# START OF INPUT MATERIAL
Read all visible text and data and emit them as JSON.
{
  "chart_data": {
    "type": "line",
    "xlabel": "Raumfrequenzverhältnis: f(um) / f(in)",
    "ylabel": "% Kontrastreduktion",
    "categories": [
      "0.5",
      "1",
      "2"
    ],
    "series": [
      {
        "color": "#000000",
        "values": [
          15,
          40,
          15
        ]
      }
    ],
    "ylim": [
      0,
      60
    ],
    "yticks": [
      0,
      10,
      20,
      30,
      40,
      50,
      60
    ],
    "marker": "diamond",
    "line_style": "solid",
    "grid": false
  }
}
# END OF INPUT MATERIAL
# START OF INPUT MATERIAL
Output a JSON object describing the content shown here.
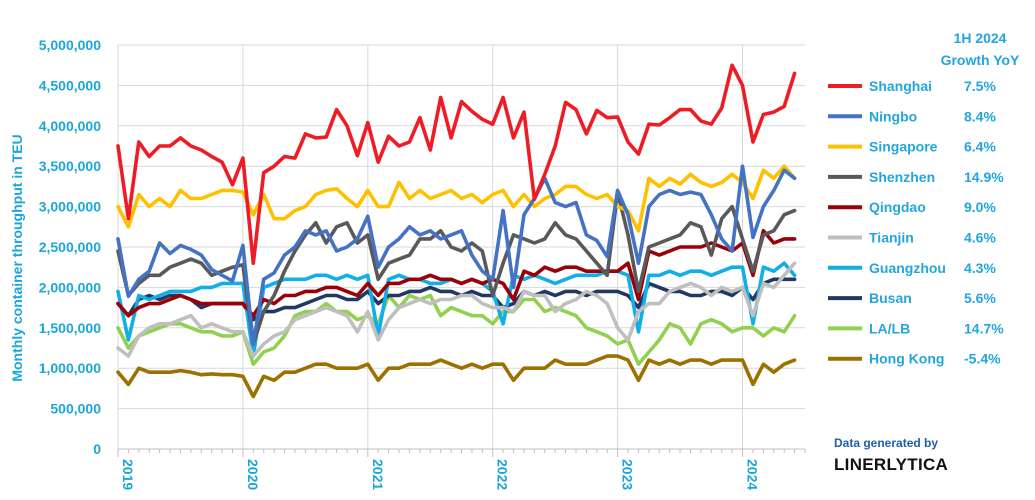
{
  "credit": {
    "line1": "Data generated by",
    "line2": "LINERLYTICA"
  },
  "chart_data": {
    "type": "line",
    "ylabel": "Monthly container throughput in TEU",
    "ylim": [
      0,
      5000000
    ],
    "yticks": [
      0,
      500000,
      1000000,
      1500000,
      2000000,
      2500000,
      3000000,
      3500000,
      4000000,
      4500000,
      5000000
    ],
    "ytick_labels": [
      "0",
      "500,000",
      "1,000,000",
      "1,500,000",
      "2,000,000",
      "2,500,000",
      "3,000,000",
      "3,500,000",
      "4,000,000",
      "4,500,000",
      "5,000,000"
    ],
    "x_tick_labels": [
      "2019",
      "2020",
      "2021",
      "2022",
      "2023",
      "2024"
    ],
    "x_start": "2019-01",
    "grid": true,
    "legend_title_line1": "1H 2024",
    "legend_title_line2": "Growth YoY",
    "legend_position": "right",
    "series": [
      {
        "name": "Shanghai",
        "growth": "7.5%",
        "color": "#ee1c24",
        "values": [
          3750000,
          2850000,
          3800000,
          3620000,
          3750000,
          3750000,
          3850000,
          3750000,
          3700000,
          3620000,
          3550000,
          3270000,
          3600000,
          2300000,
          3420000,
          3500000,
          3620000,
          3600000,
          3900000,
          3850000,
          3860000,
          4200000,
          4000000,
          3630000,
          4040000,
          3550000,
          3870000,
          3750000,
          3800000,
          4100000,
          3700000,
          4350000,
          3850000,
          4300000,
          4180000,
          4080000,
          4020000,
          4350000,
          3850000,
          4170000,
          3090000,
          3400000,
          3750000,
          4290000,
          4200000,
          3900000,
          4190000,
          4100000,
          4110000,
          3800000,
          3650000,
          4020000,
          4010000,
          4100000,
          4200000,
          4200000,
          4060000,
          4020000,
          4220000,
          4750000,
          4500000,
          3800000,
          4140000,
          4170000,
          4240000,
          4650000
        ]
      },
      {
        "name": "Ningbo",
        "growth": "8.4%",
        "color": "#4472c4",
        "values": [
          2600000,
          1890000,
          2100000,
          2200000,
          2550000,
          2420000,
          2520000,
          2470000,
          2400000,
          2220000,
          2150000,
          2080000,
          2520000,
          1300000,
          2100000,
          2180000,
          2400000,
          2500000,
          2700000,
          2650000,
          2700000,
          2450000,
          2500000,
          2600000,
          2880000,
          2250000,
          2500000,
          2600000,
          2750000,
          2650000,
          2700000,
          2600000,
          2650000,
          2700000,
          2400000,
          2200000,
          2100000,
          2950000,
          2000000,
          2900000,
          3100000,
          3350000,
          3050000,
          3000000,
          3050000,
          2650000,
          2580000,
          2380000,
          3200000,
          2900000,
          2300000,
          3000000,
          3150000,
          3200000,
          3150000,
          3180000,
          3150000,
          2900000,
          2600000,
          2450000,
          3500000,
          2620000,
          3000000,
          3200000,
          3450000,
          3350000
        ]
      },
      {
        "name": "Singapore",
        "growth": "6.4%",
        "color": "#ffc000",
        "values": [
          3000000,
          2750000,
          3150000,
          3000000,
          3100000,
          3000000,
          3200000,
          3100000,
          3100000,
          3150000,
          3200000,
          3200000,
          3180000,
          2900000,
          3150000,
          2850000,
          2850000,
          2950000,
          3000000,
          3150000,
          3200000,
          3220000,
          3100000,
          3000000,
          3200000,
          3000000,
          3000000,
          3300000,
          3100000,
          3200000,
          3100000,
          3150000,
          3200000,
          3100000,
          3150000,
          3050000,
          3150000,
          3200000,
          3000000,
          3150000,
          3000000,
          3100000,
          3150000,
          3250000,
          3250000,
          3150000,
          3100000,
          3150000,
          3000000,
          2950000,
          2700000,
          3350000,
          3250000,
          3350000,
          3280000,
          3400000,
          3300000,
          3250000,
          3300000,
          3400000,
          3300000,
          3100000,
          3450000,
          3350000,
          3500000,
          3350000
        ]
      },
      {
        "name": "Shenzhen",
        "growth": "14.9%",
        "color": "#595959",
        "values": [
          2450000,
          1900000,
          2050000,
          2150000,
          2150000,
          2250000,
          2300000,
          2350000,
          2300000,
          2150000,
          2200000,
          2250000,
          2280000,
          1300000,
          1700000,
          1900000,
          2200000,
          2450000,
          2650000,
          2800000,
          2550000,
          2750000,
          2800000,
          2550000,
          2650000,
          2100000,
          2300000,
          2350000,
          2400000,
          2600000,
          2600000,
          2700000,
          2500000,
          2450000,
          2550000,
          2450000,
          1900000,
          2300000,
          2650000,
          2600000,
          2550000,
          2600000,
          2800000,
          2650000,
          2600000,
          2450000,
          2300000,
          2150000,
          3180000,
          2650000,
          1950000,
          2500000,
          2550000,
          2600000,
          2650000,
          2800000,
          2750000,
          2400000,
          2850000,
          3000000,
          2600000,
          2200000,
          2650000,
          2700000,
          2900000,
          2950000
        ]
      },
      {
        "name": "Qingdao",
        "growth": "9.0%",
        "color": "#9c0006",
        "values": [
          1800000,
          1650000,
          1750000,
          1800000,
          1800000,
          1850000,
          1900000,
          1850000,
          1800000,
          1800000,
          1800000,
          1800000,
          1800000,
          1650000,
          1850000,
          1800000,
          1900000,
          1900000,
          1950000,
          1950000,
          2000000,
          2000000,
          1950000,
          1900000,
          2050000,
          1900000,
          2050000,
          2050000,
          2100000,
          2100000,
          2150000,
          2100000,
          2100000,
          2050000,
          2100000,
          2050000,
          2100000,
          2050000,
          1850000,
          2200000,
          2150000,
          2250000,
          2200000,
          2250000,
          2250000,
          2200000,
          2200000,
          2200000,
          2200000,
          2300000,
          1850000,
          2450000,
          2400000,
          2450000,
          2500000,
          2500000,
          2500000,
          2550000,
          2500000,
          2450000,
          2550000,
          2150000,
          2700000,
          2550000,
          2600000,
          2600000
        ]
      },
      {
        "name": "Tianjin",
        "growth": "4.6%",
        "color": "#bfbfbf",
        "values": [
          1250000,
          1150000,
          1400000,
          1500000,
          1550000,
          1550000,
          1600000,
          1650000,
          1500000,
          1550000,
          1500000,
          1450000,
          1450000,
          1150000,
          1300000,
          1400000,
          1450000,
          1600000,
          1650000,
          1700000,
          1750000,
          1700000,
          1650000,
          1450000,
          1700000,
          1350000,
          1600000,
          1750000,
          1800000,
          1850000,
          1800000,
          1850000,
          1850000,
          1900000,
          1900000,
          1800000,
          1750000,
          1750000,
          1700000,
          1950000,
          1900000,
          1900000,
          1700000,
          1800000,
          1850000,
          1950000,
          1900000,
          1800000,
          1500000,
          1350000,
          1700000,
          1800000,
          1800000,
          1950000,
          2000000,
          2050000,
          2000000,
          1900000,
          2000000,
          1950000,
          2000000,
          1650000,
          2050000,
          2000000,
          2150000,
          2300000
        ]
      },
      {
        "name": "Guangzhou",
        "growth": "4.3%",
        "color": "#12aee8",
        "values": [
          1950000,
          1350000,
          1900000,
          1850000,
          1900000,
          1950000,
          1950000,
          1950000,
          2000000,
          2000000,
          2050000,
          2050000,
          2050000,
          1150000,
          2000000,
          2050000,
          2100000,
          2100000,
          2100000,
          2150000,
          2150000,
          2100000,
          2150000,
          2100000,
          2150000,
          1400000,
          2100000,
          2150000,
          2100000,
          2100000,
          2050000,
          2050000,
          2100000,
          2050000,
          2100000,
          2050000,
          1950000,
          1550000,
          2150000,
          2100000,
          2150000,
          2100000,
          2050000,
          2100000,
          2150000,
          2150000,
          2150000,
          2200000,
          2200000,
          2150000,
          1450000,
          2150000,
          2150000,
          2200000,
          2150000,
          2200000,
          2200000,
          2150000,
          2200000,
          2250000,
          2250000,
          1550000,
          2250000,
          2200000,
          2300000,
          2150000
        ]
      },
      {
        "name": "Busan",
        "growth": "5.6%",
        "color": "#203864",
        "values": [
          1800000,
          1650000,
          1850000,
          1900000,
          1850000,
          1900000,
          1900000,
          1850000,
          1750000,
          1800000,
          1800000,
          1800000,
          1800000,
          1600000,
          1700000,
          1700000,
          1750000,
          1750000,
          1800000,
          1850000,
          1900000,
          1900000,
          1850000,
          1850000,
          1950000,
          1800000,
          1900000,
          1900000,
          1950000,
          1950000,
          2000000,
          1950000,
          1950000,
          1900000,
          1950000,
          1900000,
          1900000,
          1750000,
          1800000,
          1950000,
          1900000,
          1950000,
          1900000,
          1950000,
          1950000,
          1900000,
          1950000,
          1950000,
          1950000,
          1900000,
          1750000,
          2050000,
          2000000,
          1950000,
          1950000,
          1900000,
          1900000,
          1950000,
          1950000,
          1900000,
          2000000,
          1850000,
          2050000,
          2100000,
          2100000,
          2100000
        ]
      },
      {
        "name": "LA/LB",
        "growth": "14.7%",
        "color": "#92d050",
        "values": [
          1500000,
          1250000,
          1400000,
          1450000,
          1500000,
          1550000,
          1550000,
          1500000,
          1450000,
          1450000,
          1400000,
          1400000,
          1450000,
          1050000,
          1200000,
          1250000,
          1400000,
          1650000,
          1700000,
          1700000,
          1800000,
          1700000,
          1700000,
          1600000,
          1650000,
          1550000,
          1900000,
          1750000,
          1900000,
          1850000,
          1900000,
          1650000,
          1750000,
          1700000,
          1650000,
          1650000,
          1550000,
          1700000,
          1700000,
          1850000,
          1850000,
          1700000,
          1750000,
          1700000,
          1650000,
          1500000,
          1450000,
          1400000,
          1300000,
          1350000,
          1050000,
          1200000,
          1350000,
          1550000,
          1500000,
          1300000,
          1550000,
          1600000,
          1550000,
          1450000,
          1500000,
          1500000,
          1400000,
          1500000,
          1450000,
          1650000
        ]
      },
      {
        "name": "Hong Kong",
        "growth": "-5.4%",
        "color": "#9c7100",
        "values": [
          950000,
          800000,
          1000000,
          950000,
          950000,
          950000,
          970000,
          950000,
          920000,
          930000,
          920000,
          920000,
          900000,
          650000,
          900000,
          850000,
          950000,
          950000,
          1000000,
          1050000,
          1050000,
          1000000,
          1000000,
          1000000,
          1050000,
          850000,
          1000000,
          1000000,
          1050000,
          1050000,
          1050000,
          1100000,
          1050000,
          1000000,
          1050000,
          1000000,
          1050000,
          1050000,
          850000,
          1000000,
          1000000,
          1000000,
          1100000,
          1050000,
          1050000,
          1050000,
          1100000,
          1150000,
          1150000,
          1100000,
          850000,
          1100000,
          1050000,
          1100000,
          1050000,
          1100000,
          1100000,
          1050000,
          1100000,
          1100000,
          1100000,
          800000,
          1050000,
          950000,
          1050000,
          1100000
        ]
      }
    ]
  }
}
# END OF INPUT MATERIAL
# GIVEN TASK
Pick out, from the lines above, every one that contains the string "color".

# RESULT OF THIS TASK
        "color": "#000000",
        "color": "#ee1c24",
        "color": "#4472c4",
        "color": "#ffc000",
        "color": "#595959",
        "color": "#9c0006",
        "color": "#bfbfbf",
        "color": "#12aee8",
        "color": "#203864",
        "color": "#92d050",
        "color": "#9c7100",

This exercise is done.